[Stored data]
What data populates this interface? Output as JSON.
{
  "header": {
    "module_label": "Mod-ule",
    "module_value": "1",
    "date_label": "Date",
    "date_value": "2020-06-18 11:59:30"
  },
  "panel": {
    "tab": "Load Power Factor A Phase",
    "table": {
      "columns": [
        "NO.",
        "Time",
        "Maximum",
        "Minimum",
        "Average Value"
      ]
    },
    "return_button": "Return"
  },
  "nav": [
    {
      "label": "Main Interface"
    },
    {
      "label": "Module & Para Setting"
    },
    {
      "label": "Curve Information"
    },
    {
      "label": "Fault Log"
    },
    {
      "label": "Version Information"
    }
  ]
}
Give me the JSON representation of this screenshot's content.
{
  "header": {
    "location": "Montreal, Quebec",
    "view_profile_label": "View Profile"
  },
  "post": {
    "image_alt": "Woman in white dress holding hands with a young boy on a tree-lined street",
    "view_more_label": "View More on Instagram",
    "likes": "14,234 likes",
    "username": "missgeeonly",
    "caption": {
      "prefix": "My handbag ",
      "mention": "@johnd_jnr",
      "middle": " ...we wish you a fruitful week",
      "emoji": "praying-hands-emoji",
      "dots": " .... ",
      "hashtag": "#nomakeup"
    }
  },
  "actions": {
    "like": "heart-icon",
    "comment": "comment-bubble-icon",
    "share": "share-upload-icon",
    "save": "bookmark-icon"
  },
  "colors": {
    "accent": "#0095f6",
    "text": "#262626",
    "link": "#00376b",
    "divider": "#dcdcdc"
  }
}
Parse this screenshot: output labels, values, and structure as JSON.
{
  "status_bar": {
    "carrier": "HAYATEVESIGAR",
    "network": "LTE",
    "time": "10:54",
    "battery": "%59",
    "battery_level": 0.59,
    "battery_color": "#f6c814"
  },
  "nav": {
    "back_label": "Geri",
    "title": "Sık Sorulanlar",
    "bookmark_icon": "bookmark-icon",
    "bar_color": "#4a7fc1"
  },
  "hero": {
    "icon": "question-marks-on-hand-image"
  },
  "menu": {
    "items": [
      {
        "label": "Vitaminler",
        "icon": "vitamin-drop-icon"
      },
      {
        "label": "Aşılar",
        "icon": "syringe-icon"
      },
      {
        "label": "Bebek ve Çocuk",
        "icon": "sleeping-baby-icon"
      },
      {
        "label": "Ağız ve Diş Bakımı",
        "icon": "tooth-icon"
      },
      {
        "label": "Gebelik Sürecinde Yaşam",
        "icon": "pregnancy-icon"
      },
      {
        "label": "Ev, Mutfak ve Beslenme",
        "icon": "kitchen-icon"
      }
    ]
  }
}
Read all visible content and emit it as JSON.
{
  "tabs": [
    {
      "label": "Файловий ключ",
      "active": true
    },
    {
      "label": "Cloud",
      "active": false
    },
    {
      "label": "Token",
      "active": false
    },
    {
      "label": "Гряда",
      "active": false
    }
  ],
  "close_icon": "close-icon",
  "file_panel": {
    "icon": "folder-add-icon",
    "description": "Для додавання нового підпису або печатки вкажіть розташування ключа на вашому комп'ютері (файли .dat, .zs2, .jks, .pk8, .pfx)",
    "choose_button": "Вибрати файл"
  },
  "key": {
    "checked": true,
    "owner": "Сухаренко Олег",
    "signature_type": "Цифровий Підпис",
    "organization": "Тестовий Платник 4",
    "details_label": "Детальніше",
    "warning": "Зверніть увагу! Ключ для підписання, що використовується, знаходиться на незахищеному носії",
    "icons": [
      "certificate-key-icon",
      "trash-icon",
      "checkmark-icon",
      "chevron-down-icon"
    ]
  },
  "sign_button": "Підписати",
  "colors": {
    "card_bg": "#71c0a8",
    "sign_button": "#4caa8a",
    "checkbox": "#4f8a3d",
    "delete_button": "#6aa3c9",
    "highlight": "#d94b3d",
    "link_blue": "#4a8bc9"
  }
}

> What you are asked to do:
Extract each entry in full, exactly as given.

> Solution:
What data populates this interface? Output as JSON.
{
  "header": {
    "module_label": "Mod-ule",
    "module_value": "1",
    "date_label": "Date",
    "date_value": "2020-06-18 11:59:30"
  },
  "panel": {
    "tab": "Load Power Factor A Phase",
    "table": {
      "columns": [
        "NO.",
        "Time",
        "Maximum",
        "Minimum",
        "Average Value"
      ]
    },
    "return_button": "Return"
  },
  "nav": [
    {
      "label": "Main Interface"
    },
    {
      "label": "Module & Para Setting"
    },
    {
      "label": "Curve Information"
    },
    {
      "label": "Fault Log"
    },
    {
      "label": "Version Information"
    }
  ]
}
Give me the JSON representation of this screenshot's content.
{
  "header": {
    "location": "Montreal, Quebec",
    "view_profile_label": "View Profile"
  },
  "post": {
    "image_alt": "Woman in white dress holding hands with a young boy on a tree-lined street",
    "view_more_label": "View More on Instagram",
    "likes": "14,234 likes",
    "username": "missgeeonly",
    "caption": {
      "prefix": "My handbag ",
      "mention": "@johnd_jnr",
      "middle": " ...we wish you a fruitful week",
      "emoji": "praying-hands-emoji",
      "dots": " .... ",
      "hashtag": "#nomakeup"
    }
  },
  "actions": {
    "like": "heart-icon",
    "comment": "comment-bubble-icon",
    "share": "share-upload-icon",
    "save": "bookmark-icon"
  },
  "colors": {
    "accent": "#0095f6",
    "text": "#262626",
    "link": "#00376b",
    "divider": "#dcdcdc"
  }
}
Parse this screenshot: output labels, values, and structure as JSON.
{
  "status_bar": {
    "carrier": "HAYATEVESIGAR",
    "network": "LTE",
    "time": "10:54",
    "battery": "%59",
    "battery_level": 0.59,
    "battery_color": "#f6c814"
  },
  "nav": {
    "back_label": "Geri",
    "title": "Sık Sorulanlar",
    "bookmark_icon": "bookmark-icon",
    "bar_color": "#4a7fc1"
  },
  "hero": {
    "icon": "question-marks-on-hand-image"
  },
  "menu": {
    "items": [
      {
        "label": "Vitaminler",
        "icon": "vitamin-drop-icon"
      },
      {
        "label": "Aşılar",
        "icon": "syringe-icon"
      },
      {
        "label": "Bebek ve Çocuk",
        "icon": "sleeping-baby-icon"
      },
      {
        "label": "Ağız ve Diş Bakımı",
        "icon": "tooth-icon"
      },
      {
        "label": "Gebelik Sürecinde Yaşam",
        "icon": "pregnancy-icon"
      },
      {
        "label": "Ev, Mutfak ve Beslenme",
        "icon": "kitchen-icon"
      }
    ]
  }
}
Read all visible content and emit it as JSON.
{
  "tabs": [
    {
      "label": "Файловий ключ",
      "active": true
    },
    {
      "label": "Cloud",
      "active": false
    },
    {
      "label": "Token",
      "active": false
    },
    {
      "label": "Гряда",
      "active": false
    }
  ],
  "close_icon": "close-icon",
  "file_panel": {
    "icon": "folder-add-icon",
    "description": "Для додавання нового підпису або печатки вкажіть розташування ключа на вашому комп'ютері (файли .dat, .zs2, .jks, .pk8, .pfx)",
    "choose_button": "Вибрати файл"
  },
  "key": {
    "checked": true,
    "owner": "Сухаренко Олег",
    "signature_type": "Цифровий Підпис",
    "organization": "Тестовий Платник 4",
    "details_label": "Детальніше",
    "warning": "Зверніть увагу! Ключ для підписання, що використовується, знаходиться на незахищеному носії",
    "icons": [
      "certificate-key-icon",
      "trash-icon",
      "checkmark-icon",
      "chevron-down-icon"
    ]
  },
  "sign_button": "Підписати",
  "colors": {
    "card_bg": "#71c0a8",
    "sign_button": "#4caa8a",
    "checkbox": "#4f8a3d",
    "delete_button": "#6aa3c9",
    "highlight": "#d94b3d",
    "link_blue": "#4a8bc9"
  }
}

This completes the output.